Rewrite the rows from the first one through the one containing "accessory-icon: [22, 627, 72, 681]", both included, as a Markdown table with the columns No. and Text. Put a row number in No. and the row itself in Text, and skip blank lines.

Recorded data
........
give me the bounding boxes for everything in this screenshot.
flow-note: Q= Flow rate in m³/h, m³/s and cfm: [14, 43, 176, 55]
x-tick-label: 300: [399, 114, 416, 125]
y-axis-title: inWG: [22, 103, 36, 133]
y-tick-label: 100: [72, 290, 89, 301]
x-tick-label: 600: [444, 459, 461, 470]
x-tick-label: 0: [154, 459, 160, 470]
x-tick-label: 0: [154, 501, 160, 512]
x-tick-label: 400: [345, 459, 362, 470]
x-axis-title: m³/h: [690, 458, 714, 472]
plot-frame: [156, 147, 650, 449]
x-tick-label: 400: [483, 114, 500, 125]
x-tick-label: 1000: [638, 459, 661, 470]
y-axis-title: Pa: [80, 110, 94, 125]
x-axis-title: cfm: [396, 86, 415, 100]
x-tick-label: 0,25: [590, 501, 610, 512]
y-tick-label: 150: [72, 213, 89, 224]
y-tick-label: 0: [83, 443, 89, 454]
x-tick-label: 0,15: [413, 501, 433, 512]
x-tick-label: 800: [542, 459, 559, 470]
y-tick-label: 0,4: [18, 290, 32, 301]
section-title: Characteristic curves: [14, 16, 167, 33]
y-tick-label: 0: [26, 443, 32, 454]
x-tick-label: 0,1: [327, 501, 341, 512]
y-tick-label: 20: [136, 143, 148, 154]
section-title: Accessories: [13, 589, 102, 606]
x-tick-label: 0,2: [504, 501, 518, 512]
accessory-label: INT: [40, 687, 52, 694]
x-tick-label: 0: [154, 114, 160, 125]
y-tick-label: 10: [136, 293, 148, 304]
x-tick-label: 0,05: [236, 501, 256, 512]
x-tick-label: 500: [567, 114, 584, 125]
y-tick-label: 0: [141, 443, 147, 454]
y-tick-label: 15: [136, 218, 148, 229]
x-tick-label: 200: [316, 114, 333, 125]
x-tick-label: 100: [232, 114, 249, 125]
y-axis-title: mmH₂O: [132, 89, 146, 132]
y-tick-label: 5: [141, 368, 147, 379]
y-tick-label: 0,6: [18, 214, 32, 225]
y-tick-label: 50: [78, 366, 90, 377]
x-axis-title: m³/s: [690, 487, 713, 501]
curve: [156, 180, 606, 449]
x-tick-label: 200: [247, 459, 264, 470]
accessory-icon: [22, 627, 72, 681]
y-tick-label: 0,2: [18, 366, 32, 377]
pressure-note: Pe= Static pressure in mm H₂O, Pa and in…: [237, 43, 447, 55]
........
- [Response below]
| No. | Text |
|---|---|
| 1 | give me the bounding boxes for everything in this screenshot. |
| 2 | flow-note: Q= Flow rate in m³/h, m³/s and cfm: [14, 43, 176, 55] |
| 3 | x-tick-label: 300: [399, 114, 416, 125] |
| 4 | y-axis-title: inWG: [22, 103, 36, 133] |
| 5 | y-tick-label: 100: [72, 290, 89, 301] |
| 6 | x-tick-label: 600: [444, 459, 461, 470] |
| 7 | x-tick-label: 0: [154, 459, 160, 470] |
| 8 | x-tick-label: 0: [154, 501, 160, 512] |
| 9 | x-tick-label: 400: [345, 459, 362, 470] |
| 10 | x-axis-title: m³/h: [690, 458, 714, 472] |
| 11 | plot-frame: [156, 147, 650, 449] |
| 12 | x-tick-label: 400: [483, 114, 500, 125] |
| 13 | x-tick-label: 1000: [638, 459, 661, 470] |
| 14 | y-axis-title: Pa: [80, 110, 94, 125] |
| 15 | x-axis-title: cfm: [396, 86, 415, 100] |
| 16 | x-tick-label: 0,25: [590, 501, 610, 512] |
| 17 | y-tick-label: 150: [72, 213, 89, 224] |
| 18 | y-tick-label: 0: [83, 443, 89, 454] |
| 19 | x-tick-label: 0,15: [413, 501, 433, 512] |
| 20 | x-tick-label: 800: [542, 459, 559, 470] |
| 21 | y-tick-label: 0,4: [18, 290, 32, 301] |
| 22 | section-title: Characteristic curves: [14, 16, 167, 33] |
| 23 | y-tick-label: 0: [26, 443, 32, 454] |
| 24 | x-tick-label: 0,1: [327, 501, 341, 512] |
| 25 | y-tick-label: 20: [136, 143, 148, 154] |
| 26 | section-title: Accessories: [13, 589, 102, 606] |
| 27 | x-tick-label: 0,2: [504, 501, 518, 512] |
| 28 | accessory-label: INT: [40, 687, 52, 694] |
| 29 | x-tick-label: 0: [154, 114, 160, 125] |
| 30 | y-tick-label: 10: [136, 293, 148, 304] |
| 31 | x-tick-label: 0,05: [236, 501, 256, 512] |
| 32 | x-tick-label: 500: [567, 114, 584, 125] |
| 33 | y-tick-label: 0: [141, 443, 147, 454] |
| 34 | y-tick-label: 15: [136, 218, 148, 229] |
| 35 | x-tick-label: 200: [316, 114, 333, 125] |
| 36 | x-tick-label: 100: [232, 114, 249, 125] |
| 37 | y-axis-title: mmH₂O: [132, 89, 146, 132] |
| 38 | y-tick-label: 5: [141, 368, 147, 379] |
| 39 | y-tick-label: 0,6: [18, 214, 32, 225] |
| 40 | y-tick-label: 50: [78, 366, 90, 377] |
| 41 | x-axis-title: m³/s: [690, 487, 713, 501] |
| 42 | curve: [156, 180, 606, 449] |
| 43 | x-tick-label: 200: [247, 459, 264, 470] |
| 44 | accessory-icon: [22, 627, 72, 681] |